• **YOUR TASK**
Pull out every line in the data that has the string "background" in it.

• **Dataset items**
----------------
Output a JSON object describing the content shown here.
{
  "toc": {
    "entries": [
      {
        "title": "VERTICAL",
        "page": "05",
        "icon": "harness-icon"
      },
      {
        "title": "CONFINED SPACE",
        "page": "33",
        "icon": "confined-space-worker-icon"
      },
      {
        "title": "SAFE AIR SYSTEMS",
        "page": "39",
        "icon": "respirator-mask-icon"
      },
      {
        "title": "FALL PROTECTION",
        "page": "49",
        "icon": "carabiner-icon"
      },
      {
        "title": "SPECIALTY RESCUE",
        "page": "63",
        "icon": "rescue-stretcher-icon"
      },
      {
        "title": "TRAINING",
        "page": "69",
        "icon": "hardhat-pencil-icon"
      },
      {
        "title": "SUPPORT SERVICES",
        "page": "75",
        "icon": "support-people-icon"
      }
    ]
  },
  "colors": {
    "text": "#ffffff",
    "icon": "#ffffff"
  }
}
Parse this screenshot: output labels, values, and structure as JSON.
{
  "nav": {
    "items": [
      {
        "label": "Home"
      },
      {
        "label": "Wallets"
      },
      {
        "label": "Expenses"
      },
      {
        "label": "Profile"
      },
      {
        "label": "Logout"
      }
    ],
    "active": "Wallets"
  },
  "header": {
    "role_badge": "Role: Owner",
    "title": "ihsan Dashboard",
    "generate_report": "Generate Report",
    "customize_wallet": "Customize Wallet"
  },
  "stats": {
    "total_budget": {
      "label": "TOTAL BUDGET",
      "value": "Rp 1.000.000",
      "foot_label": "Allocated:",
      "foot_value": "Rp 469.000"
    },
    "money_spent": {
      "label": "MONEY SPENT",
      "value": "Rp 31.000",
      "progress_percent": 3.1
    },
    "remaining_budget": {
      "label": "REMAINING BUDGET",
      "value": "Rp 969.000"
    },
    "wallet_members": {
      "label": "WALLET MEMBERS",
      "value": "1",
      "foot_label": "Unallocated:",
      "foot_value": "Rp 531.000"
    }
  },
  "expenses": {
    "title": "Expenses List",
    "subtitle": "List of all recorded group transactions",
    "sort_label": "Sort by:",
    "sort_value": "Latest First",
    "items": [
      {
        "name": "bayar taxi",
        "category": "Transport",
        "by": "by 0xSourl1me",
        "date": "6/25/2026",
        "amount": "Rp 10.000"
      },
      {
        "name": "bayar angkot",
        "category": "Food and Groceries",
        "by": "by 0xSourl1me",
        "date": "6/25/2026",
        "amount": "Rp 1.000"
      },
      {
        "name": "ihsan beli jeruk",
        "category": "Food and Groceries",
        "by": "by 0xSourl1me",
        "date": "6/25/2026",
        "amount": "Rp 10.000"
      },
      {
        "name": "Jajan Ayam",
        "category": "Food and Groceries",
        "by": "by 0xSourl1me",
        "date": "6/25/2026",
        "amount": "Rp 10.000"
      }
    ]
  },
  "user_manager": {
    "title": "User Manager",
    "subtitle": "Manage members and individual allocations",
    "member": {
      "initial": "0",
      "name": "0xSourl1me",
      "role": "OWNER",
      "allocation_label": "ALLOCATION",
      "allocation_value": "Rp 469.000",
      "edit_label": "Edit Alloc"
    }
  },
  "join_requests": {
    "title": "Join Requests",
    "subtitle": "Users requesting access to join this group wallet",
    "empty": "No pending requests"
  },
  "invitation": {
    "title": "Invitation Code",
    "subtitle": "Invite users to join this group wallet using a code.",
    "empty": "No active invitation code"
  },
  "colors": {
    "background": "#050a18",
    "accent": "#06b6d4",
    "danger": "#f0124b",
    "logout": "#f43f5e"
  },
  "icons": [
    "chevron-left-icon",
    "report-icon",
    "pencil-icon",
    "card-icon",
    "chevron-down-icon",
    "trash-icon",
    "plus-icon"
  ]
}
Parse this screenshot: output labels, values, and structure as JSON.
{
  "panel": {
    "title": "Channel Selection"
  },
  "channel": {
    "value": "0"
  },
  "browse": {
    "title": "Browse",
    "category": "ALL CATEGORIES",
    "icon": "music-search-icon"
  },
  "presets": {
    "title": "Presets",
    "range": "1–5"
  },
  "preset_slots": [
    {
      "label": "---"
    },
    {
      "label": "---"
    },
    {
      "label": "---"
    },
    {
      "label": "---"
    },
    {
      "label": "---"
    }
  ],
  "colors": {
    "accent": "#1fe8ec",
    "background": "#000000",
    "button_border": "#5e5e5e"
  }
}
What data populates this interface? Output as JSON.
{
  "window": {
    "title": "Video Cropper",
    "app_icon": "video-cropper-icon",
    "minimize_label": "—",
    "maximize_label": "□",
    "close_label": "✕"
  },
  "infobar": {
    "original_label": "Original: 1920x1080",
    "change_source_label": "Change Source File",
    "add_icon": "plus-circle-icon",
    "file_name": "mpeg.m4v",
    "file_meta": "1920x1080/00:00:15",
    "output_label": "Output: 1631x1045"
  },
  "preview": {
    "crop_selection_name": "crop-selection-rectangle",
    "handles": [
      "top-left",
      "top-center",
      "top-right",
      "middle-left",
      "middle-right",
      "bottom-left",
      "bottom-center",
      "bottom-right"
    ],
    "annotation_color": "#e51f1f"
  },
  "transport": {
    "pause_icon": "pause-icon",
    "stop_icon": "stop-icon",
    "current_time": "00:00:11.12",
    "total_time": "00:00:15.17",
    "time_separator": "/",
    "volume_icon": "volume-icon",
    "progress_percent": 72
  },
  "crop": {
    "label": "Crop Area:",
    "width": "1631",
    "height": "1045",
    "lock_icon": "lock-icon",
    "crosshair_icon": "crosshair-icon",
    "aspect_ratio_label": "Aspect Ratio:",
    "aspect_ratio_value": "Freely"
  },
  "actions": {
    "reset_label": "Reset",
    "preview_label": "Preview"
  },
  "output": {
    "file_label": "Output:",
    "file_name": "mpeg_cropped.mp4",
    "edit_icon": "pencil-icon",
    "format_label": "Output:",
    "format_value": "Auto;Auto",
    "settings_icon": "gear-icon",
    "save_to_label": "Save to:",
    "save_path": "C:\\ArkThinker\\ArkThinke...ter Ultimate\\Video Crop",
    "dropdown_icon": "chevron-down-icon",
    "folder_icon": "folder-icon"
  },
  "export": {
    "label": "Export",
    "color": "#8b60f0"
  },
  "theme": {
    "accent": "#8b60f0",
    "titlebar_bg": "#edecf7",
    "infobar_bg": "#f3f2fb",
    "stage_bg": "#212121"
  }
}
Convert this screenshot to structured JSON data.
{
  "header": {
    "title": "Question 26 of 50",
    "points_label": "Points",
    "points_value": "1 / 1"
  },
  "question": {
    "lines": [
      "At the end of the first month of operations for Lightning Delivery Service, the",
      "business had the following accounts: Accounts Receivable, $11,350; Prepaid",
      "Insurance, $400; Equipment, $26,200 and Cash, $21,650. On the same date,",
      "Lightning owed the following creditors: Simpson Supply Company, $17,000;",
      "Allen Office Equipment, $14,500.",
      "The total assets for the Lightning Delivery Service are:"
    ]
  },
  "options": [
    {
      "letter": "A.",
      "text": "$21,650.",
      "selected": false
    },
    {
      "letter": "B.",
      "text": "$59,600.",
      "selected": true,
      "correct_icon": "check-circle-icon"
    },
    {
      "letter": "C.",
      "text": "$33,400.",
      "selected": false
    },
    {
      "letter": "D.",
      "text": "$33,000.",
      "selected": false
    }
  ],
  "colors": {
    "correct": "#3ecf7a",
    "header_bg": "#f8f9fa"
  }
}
----------------
• **TASK RESPONSE**
    "background": "#050a18",
    "background": "#000000",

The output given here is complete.